┌──

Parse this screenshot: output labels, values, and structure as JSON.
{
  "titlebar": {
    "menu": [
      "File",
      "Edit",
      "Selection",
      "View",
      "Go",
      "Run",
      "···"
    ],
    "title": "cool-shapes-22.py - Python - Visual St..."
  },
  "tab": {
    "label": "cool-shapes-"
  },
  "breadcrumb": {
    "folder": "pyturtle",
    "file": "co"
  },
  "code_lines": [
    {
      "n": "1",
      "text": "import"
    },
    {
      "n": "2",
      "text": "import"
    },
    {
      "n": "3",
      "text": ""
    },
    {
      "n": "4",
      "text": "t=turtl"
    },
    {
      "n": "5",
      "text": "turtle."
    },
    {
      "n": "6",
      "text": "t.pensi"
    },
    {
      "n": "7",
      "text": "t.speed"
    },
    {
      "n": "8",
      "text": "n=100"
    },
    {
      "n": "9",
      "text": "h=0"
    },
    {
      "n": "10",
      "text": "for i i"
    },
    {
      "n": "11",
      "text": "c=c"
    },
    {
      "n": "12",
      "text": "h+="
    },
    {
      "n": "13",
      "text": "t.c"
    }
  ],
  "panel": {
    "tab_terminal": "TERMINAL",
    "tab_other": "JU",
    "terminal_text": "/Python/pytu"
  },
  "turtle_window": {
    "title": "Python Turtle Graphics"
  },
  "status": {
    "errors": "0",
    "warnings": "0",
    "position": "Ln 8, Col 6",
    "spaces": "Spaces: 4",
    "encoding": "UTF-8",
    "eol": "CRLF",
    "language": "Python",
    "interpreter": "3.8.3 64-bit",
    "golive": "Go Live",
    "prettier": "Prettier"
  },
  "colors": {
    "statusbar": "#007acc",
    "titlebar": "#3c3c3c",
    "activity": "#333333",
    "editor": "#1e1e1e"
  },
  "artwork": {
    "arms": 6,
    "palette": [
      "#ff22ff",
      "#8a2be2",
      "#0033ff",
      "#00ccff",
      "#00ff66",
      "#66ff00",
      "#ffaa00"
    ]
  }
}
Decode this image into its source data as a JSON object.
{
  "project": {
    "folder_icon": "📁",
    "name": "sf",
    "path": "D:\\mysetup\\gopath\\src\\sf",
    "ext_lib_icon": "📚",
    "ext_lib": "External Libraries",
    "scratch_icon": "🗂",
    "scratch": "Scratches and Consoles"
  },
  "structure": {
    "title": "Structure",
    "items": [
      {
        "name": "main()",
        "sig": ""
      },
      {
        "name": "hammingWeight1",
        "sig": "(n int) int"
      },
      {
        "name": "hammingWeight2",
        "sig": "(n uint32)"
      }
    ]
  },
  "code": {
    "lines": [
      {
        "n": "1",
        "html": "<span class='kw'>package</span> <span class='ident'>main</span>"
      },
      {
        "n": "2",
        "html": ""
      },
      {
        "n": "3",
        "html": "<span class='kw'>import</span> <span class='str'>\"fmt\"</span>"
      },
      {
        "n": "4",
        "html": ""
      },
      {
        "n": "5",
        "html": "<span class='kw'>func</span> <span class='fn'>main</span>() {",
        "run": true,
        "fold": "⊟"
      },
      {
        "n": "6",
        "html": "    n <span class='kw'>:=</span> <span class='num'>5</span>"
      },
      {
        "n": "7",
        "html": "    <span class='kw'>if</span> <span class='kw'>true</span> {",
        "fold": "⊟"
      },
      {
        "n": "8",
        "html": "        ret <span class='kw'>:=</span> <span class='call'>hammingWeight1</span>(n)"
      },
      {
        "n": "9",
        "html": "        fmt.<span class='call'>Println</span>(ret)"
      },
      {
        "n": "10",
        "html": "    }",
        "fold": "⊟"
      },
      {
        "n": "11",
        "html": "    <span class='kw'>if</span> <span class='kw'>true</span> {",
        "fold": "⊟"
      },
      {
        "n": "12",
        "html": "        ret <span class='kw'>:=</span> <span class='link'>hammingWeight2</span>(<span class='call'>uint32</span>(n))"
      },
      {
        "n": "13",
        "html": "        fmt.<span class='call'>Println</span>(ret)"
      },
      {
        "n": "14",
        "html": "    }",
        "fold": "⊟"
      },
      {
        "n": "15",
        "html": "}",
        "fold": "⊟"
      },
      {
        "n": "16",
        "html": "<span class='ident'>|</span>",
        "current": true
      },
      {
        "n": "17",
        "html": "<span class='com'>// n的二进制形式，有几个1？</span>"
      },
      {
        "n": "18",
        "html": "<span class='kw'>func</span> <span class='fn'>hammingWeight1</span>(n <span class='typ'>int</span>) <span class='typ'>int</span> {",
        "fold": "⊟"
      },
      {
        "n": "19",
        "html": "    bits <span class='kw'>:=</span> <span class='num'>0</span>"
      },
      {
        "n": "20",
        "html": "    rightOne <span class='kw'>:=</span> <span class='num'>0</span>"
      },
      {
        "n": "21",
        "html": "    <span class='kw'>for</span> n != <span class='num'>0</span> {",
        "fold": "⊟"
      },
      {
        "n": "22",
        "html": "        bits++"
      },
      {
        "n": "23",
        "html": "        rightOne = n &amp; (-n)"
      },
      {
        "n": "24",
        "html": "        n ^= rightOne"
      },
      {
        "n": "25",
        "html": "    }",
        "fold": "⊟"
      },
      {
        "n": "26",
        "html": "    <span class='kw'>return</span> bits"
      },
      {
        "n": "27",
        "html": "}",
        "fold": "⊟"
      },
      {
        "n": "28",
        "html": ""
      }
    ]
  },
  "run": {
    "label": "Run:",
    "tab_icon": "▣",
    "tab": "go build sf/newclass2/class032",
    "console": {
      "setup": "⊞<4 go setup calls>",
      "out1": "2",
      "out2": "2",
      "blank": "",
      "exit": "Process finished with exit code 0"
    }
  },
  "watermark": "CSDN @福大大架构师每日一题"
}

└──

WHAT YOU HAVE TO DO: Go through the records and gather the lines that hold "main".

RESPONSE TO THE EXERCISE:
        "name": "main()",
        "html": "<span class='kw'>package</span> <span class='ident'>main</span>"
        "html": "<span class='kw'>func</span> <span class='fn'>main</span>() {",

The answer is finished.